— begin DOCUMENT EXTRACT —

The input is: vector<pair<string, string>> equations, vector<double>& values, vector<pair<string, string>> queries , where equations.size() == values.size(), and the values are positive. This represents the equations. Return vector<double>.

According to the example above:

equations = [ ["a", "b"], ["b", "c"] ],
values = [2.0, 3.0],
queries = [ ["a", "c"], ["b", "a"], ["a", "e"], ["a", "a"], ["x", "x"] ]. 

 

The input is always valid. You may assume that evaluating the queries will result in no division by zero and there is no contradiction.

class Solution {  
public:  
    vector<double> calcEquation(vector<pair<string, string>> equations,   
        vector<double>& values, vector<pair<string, string>> queries) {  
        unordered_map<string, unordered_map<string, double>> hash;  
        for(int i = 0; i < equations.size(); i++)

— end DOCUMENT EXTRACT —

■ EXERCISE TASKS:
[a] Answer these questions about the problem statement:
(i) What must be true of equations.size() and values.size()?
(ii) What values are given in the example?
(iii) What type does the code declare for the variable hash?
[b] Format everything in the stored entries from the line containing "table-row[interactable]: 809 arbusteti" down to the line containing "toolbar-tool-icon[interactable] (61, 35, 75, 49)" as a JSON list of strings, one string per line.

— begin DATA PROVIDED —

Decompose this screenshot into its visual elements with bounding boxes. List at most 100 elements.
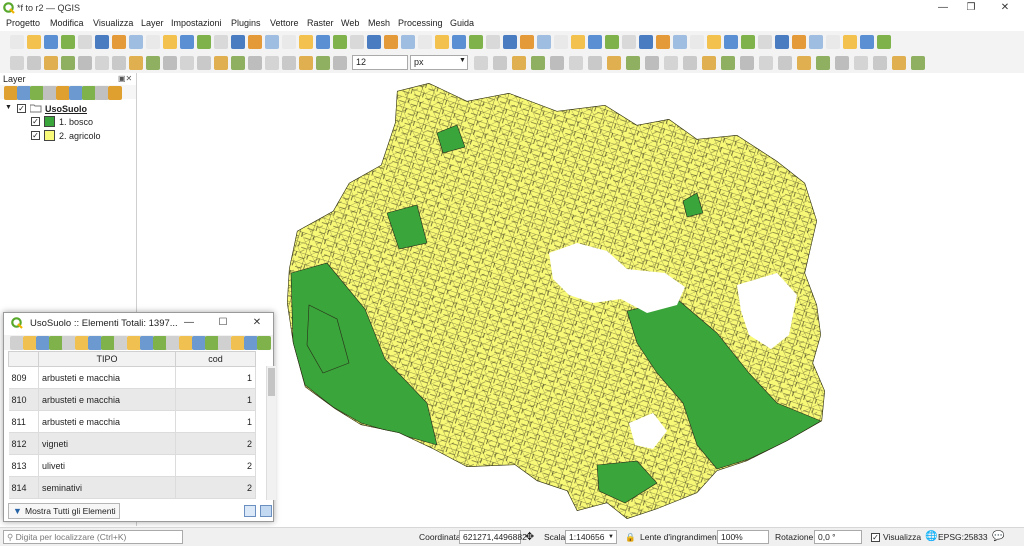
table-row[interactable]: 809 arbusteti e macchia 1 (8, 366, 256, 389)
toolbar-tool-icon[interactable] (911, 56, 925, 70)
cell-tipo[interactable]: arbusteti e macchia (38, 410, 176, 433)
toolbar-tool-icon[interactable] (569, 56, 583, 70)
toolbar-tool-icon[interactable] (197, 56, 211, 70)
toolbar-tool-icon[interactable] (218, 336, 232, 350)
menu-layer[interactable]: Layer (141, 18, 164, 28)
toolbar-tool-icon[interactable] (435, 35, 449, 49)
menu-vettore[interactable]: Vettore (270, 18, 299, 28)
toolbar-tool-icon[interactable] (23, 336, 37, 350)
cell-cod[interactable]: 1 (175, 366, 256, 389)
class-agricolo-label[interactable]: 2. agricolo (59, 131, 101, 141)
toolbar-tool-icon[interactable] (520, 35, 534, 49)
toolbar-tool-icon[interactable] (702, 56, 716, 70)
toolbar-tool-icon[interactable] (316, 35, 330, 49)
toolbar-tool-icon[interactable] (95, 35, 109, 49)
toolbar-tool-icon[interactable] (690, 35, 704, 49)
toggle-extents-icon[interactable]: ✥ (525, 530, 534, 543)
menu-guida[interactable]: Guida (450, 18, 474, 28)
toolbar-tool-icon[interactable] (61, 35, 75, 49)
toolbar-tool-icon[interactable] (101, 336, 115, 350)
toolbar-tool-icon[interactable] (707, 35, 721, 49)
toolbar-tool-icon[interactable] (877, 35, 891, 49)
toolbar-tool-icon[interactable] (192, 336, 206, 350)
toolbar-tool-icon[interactable] (114, 336, 128, 350)
toolbar-tool-icon[interactable] (816, 56, 830, 70)
toolbar-tool-icon[interactable] (10, 56, 24, 70)
toolbar-tool-icon[interactable] (10, 35, 24, 49)
lock-icon[interactable]: 🔒 (625, 532, 636, 543)
toolbar-tool-icon[interactable] (146, 56, 160, 70)
toolbar-tool-icon[interactable] (282, 56, 296, 70)
row-id[interactable]: 809 (8, 366, 39, 389)
toolbar-tool-icon[interactable] (244, 336, 258, 350)
toolbar-tool-icon[interactable] (257, 336, 271, 350)
toolbar-tool-icon[interactable] (179, 336, 193, 350)
expand-arrow-icon[interactable]: ▼ (5, 104, 12, 111)
toolbar-tool-icon[interactable] (127, 336, 141, 350)
toolbar-tool-icon[interactable] (854, 56, 868, 70)
toolbar-tool-icon[interactable] (36, 336, 50, 350)
toolbar-tool-icon[interactable] (166, 336, 180, 350)
table-row[interactable]: 810 arbusteti e macchia 1 (8, 388, 256, 411)
rotation-field[interactable]: 0,0 ° (814, 530, 862, 544)
toolbar-tool-icon[interactable] (30, 86, 44, 100)
row-id[interactable]: 811 (8, 410, 39, 433)
toolbar-tool-icon[interactable] (88, 336, 102, 350)
table-vertical-scrollbar[interactable] (266, 366, 276, 500)
cell-tipo[interactable]: vigneti (38, 432, 176, 455)
toolbar-tool-icon[interactable] (44, 56, 58, 70)
toolbar-tool-icon[interactable] (248, 35, 262, 49)
toolbar-tool-icon[interactable] (512, 56, 526, 70)
toolbar-tool-icon[interactable] (656, 35, 670, 49)
toolbar-tool-icon[interactable] (265, 56, 279, 70)
cell-tipo[interactable]: arbusteti e macchia (38, 366, 176, 389)
menu-visualizza[interactable]: Visualizza (93, 18, 133, 28)
toolbar-tool-icon[interactable] (683, 56, 697, 70)
toolbar-tool-icon[interactable] (724, 35, 738, 49)
table-row[interactable]: 813 uliveti 2 (8, 454, 256, 477)
toolbar-tool-icon[interactable] (231, 56, 245, 70)
toolbar-tool-icon[interactable] (197, 35, 211, 49)
toolbar-tool-icon[interactable] (27, 56, 41, 70)
toolbar-tool-icon[interactable] (550, 56, 564, 70)
toolbar-tool-icon[interactable] (282, 35, 296, 49)
toolbar-tool-icon[interactable] (367, 35, 381, 49)
toolbar-tool-icon[interactable] (892, 56, 906, 70)
toolbar-tool-icon[interactable] (75, 336, 89, 350)
class-bosco-checkbox[interactable]: ✓ (31, 117, 40, 126)
snap-units-select[interactable]: px ▼ (410, 55, 468, 70)
toolbar-tool-icon[interactable] (231, 336, 245, 350)
row-id[interactable]: 814 (8, 476, 39, 499)
toolbar-tool-icon[interactable] (163, 35, 177, 49)
toolbar-tool-icon[interactable] (205, 336, 219, 350)
toolbar-tool-icon[interactable] (792, 35, 806, 49)
group-name[interactable]: UsoSuolo (45, 104, 87, 114)
menu-processing[interactable]: Processing (398, 18, 443, 28)
cell-cod[interactable]: 1 (175, 388, 256, 411)
cell-cod[interactable]: 1 (175, 410, 256, 433)
toolbar-tool-icon[interactable] (384, 35, 398, 49)
cell-tipo[interactable]: arbusteti e macchia (38, 388, 176, 411)
minimize-button[interactable]: — (935, 2, 951, 14)
cell-cod[interactable]: 2 (175, 454, 256, 477)
toolbar-tool-icon[interactable] (4, 86, 18, 100)
locator-search-input[interactable]: ⚲ Digita per localizzare (Ctrl+K) (3, 530, 183, 544)
class-bosco-label[interactable]: 1. bosco (59, 117, 93, 127)
toolbar-tool-icon[interactable] (775, 35, 789, 49)
snap-tolerance-input[interactable]: 12 (352, 55, 408, 70)
toolbar-tool-icon[interactable] (759, 56, 773, 70)
form-view-icon[interactable] (244, 505, 256, 517)
toolbar-tool-icon[interactable] (78, 56, 92, 70)
toolbar-tool-icon[interactable] (588, 56, 602, 70)
menu-impostazioni[interactable]: Impostazioni (171, 18, 222, 28)
toolbar-tool-icon[interactable] (607, 56, 621, 70)
toolbar-tool-icon[interactable] (214, 56, 228, 70)
table-row[interactable]: 812 vigneti 2 (8, 432, 256, 455)
row-id[interactable]: 812 (8, 432, 39, 455)
toolbar-tool-icon[interactable] (350, 35, 364, 49)
table-row[interactable]: 814 seminativi 2 (8, 476, 256, 499)
show-all-features-button[interactable]: ▼ Mostra Tutti gli Elementi (8, 503, 120, 519)
toolbar-tool-icon[interactable] (418, 35, 432, 49)
toolbar-tool-icon[interactable] (826, 35, 840, 49)
panel-float-close-icon[interactable]: ▣✕ (118, 74, 132, 83)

— end DATA PROVIDED —

■ EXPECTED ANSWERS:
[a]
(i) They are equal: equations.size() == values.size().
(ii) [2.0, 3.0]
(iii) unordered_map<string, unordered_map<string, double>>

[b]
[
  "table-row[interactable]: 809 arbusteti e macchia 1 (8, 366, 256, 389)",
  "toolbar-tool-icon[interactable] (911, 56, 925, 70)",
  "cell-tipo[interactable]: arbusteti e macchia (38, 410, 176, 433)",
  "toolbar-tool-icon[interactable] (569, 56, 583, 70)",
  "toolbar-tool-icon[interactable] (197, 56, 211, 70)",
  "toolbar-tool-icon[interactable] (218, 336, 232, 350)",
  "menu-layer[interactable]: Layer (141, 18, 164, 28)",
  "toolbar-tool-icon[interactable] (435, 35, 449, 49)",
  "menu-vettore[interactable]: Vettore (270, 18, 299, 28)",
  "toolbar-tool-icon[interactable] (23, 336, 37, 350)",
  "cell-cod[interactable]: 1 (175, 366, 256, 389)",
  "class-agricolo-label[interactable]: 2. agricolo (59, 131, 101, 141)",
  "toolbar-tool-icon[interactable] (520, 35, 534, 49)",
  "toolbar-tool-icon[interactable] (702, 56, 716, 70)",
  "toolbar-tool-icon[interactable] (316, 35, 330, 49)",
  "toolbar-tool-icon[interactable] (95, 35, 109, 49)",
  "toolbar-tool-icon[interactable] (690, 35, 704, 49)",
  "toggle-extents-icon[interactable]: ✥ (525, 530, 534, 543)",
  "menu-guida[interactable]: Guida (450, 18, 474, 28)",
  "toolbar-tool-icon[interactable] (61, 35, 75, 49)"
]